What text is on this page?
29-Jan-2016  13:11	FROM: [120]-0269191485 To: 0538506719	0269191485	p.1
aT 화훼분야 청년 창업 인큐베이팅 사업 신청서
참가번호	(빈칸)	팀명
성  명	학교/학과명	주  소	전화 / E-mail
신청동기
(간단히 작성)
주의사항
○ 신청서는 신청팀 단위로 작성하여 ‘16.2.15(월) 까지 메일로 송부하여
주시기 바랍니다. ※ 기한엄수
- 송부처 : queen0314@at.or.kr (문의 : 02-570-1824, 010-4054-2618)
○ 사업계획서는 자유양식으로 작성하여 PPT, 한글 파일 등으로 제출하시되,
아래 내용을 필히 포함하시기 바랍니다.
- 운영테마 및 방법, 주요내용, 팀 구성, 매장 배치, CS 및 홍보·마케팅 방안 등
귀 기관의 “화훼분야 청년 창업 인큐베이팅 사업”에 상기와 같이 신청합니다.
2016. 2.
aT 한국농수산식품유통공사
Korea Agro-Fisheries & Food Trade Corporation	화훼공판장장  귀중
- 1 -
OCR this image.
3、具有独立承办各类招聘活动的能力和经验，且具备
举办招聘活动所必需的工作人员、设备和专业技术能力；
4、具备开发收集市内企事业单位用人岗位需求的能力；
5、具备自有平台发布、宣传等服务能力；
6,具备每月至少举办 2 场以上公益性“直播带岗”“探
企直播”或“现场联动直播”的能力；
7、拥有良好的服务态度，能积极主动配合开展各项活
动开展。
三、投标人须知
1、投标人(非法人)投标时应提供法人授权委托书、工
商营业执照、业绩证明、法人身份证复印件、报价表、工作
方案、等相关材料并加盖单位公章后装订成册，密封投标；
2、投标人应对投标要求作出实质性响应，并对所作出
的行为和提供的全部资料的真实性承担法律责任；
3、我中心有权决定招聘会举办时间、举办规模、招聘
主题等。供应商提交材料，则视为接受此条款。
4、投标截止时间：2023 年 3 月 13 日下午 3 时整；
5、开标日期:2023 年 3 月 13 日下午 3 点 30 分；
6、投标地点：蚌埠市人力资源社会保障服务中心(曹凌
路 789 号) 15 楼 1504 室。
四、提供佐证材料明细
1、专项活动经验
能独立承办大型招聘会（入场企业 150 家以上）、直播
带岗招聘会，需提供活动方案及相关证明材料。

Exercise instructions — Copy down every line of the material above that includes the string "화훼분야".

Written solution —
aT 화훼분야 청년 창업 인큐베이팅 사업 신청서
귀 기관의 “화훼분야 청년 창업 인큐베이팅 사업”에 상기와 같이 신청합니다.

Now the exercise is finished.